## Begin READING PASSAGE

Note 4: Variable Interest Entities

Structured Finance and International Insurance

Through MBIA’s structured finance and international insurance segment, the Company provides credit protection to issuers of obligations that may involve issuer-sponsored special purpose entities (“SPEs”). An SPE may be considered a VIE to the extent the SPE’s total equity at risk is not sufficient to permit the SPE to finance its activities without additional subordinated financial support or its equity investors lack any one of the following characteristics (i) the power to direct the activities of the SPE that most significantly impact the entity’s economic performance or (ii) the obligation to absorb the expected losses of the entity or the right to receive the expected residual returns of the entity. A holder of a variable interest or interests in a VIE is required to assess whether it has a controlling financial interest, and thus is required to consolidate the entity as primary beneficiary. An assessment of a controlling financial interest identifies the primary beneficiary as the variable interest holder that has both of the following characteristics (i) the power to direct the activities of the VIE that most significantly impact the entity’s economic performance and (ii) the obligation to absorb losses of the entity or the right to receive benefits from the entity that could potentially be significant to the VIE. The primary beneficiary is required to consolidate the VIE. An ongoing reassessment of controlling financial interest is required to be performed based on any substantive changes in facts and circumstances involving the VIE and its variable interests.

The Company evaluates issuer-sponsored SPEs initially to determine if an entity is a VIE, and is required to reconsider its initial determination if certain events occur. For all entities determined to be VIEs, MBIA performs an ongoing reassessment to determine whether its guarantee to provide credit protection on obligations issued by VIEs provides the Company with a controlling financial interest. Based on its ongoing reassessment of controlling financial interest, the Company determines whether a VIE is required to be consolidated or deconsolidated.

## End READING PASSAGE
## Begin ENTRIES SUPPLIED

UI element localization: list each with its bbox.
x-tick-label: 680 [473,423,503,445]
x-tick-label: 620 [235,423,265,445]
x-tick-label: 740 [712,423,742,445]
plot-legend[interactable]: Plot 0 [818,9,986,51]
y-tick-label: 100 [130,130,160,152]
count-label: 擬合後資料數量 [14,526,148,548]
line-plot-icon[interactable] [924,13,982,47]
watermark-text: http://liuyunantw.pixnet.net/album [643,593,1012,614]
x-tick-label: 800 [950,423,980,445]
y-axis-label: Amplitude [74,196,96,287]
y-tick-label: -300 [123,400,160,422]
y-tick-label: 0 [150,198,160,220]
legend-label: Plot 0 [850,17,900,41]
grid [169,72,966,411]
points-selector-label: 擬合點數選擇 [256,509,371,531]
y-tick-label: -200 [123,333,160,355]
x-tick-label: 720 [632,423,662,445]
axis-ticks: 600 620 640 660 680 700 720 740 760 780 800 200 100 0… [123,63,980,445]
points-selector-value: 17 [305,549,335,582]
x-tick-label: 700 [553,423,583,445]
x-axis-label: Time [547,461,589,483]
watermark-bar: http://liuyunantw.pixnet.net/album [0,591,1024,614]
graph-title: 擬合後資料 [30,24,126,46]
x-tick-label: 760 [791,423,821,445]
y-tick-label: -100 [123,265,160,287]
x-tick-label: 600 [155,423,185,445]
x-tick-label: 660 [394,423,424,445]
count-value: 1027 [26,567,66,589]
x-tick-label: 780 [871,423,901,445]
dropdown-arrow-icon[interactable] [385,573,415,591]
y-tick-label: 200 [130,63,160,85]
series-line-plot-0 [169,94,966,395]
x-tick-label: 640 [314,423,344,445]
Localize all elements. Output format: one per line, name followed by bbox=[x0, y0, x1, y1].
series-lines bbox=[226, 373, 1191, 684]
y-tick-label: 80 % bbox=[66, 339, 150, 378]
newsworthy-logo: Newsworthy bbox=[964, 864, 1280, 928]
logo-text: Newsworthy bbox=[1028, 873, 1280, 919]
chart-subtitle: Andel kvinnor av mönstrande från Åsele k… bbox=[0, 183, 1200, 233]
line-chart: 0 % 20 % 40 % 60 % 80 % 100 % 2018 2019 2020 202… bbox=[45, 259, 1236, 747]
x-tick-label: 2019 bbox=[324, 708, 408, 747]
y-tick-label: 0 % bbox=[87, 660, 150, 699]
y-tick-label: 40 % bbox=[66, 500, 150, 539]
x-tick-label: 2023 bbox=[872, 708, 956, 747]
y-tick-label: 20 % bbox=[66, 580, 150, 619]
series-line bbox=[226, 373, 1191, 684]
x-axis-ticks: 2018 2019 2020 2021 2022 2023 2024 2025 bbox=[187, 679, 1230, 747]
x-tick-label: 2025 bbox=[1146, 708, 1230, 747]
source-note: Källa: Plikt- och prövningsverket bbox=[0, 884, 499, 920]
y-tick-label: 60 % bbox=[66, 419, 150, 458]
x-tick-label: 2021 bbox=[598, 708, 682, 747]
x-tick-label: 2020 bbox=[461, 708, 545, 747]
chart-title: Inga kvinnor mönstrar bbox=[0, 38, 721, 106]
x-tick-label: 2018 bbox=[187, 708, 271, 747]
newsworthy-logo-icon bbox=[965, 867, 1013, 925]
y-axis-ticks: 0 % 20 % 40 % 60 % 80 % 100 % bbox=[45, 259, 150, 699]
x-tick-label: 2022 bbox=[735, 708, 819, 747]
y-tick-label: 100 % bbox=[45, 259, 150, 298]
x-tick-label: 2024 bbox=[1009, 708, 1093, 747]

## End ENTRIES SUPPLIED

▶ [GIVEN INSTRUCTION]: List each abbreviation in capital letters that appears in the note on variable interest entities, giving each one once. The items are separate material and have no connection to the note on variable interest entities.

▶ [ANSWER TO THE TASK]: MBIA, SPE, VIE